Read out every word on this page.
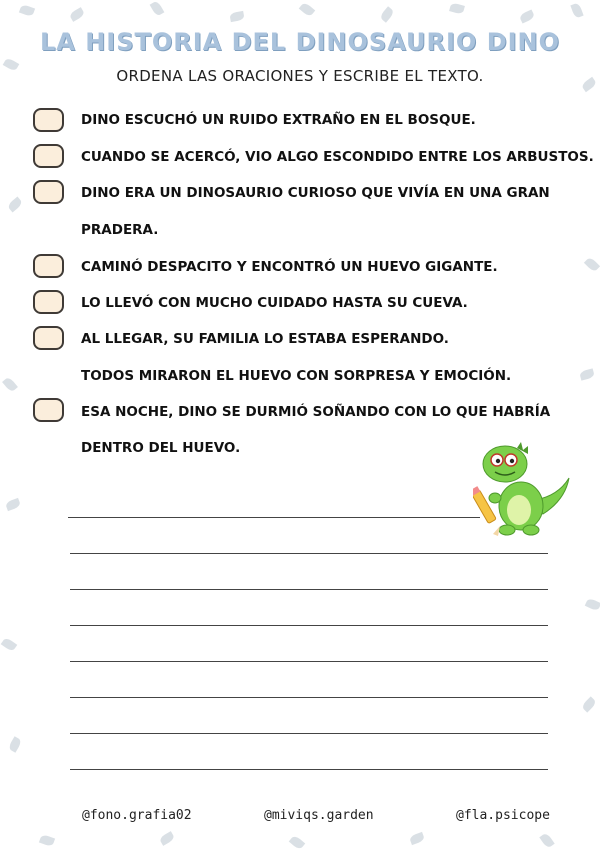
LA HISTORIA DEL DINOSAURIO DINO
ORDENA LAS ORACIONES Y ESCRIBE EL TEXTO.
DINO ESCUCHÓ UN RUIDO EXTRAÑO EN EL BOSQUE.
CUANDO SE ACERCÓ, VIO ALGO ESCONDIDO ENTRE LOS ARBUSTOS.
DINO ERA UN DINOSAURIO CURIOSO QUE VIVÍA EN UNA GRAN
PRADERA.
CAMINÓ DESPACITO Y ENCONTRÓ UN HUEVO GIGANTE.
LO LLEVÓ CON MUCHO CUIDADO HASTA SU CUEVA.
AL LLEGAR, SU FAMILIA LO ESTABA ESPERANDO.
TODOS MIRARON EL HUEVO CON SORPRESA Y EMOCIÓN.
ESA NOCHE, DINO SE DURMIÓ SOÑANDO CON LO QUE HABRÍA
DENTRO DEL HUEVO.
@fono.grafia02	@miviqs.garden	@fla.psicope
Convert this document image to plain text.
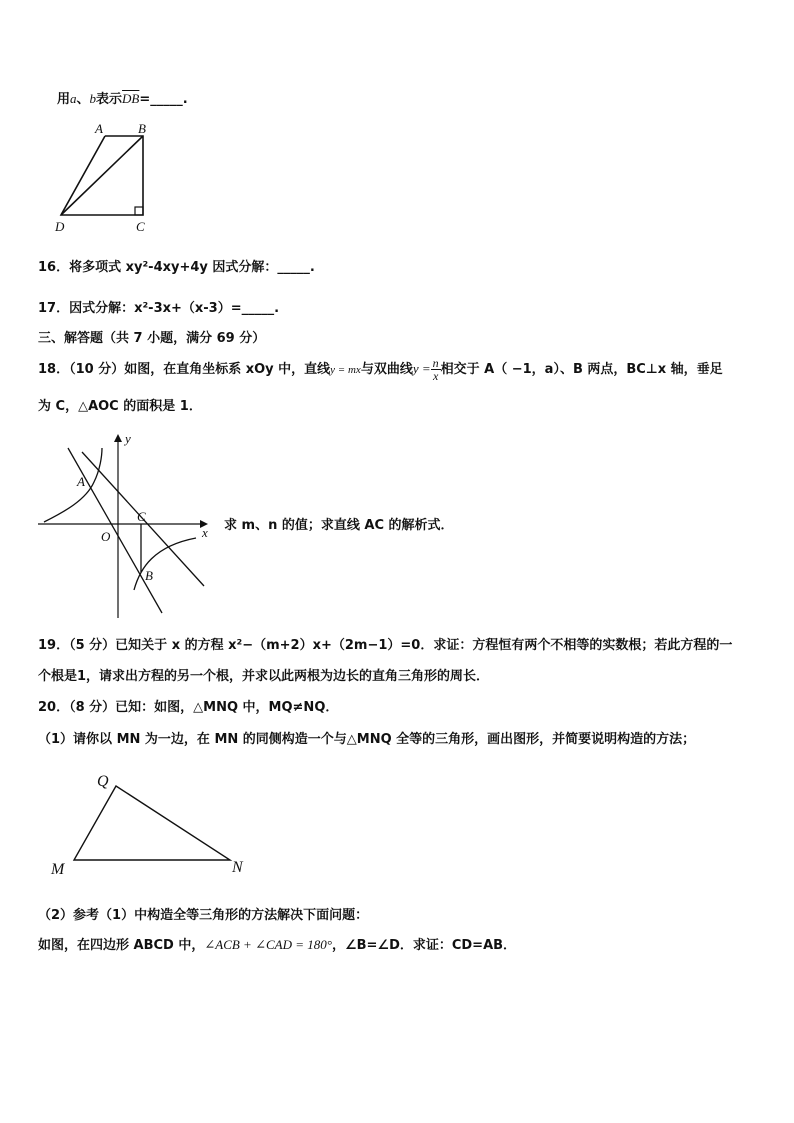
用a、b表示$\overline{DB}=\_\_\_\_\_$.
A	B
D	C
16．将多项式 xy²-4xy+4y 因式分解：_____.
17．因式分解：x²-3x+（x-3）=_____.
三、解答题（共 7 小题，满分 69 分）
18．（10 分）如图，在直角坐标系 xOy 中，直线y = mx与双曲线$y = \frac{n}{x}$ 相交于 A（ −1，a）、B 两点，BC⊥x 轴，垂足
为 C，△AOC 的面积是 1．
y
A
C
O	x
B
求 m、n 的值；求直线 AC 的解析式．
19．（5 分）已知关于 x 的方程 x²−（m+2）x+（2m−1）=0．求证：方程恒有两个不相等的实数根；若此方程的一
个根是1，请求出方程的另一个根，并求以此两根为边长的直角三角形的周长．
20．（8 分）已知：如图，△MNQ 中，MQ≠NQ．
（1）请你以 MN 为一边，在 MN 的同侧构造一个与△MNQ 全等的三角形，画出图形，并简要说明构造的方法；
Q
M	N
（2）参考（1）中构造全等三角形的方法解决下面问题：
如图，在四边形 ABCD 中，∠ACB + ∠CAD = 180°，∠B=∠D．求证：CD=AB．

- EXERCISE DESCRIPTION: Look through the records and gather every line containing "因式分解".

- SOLUTION TO THIS TASK:
16．将多项式 xy²-4xy+4y 因式分解：_____.
17．因式分解：x²-3x+（x-3）=_____.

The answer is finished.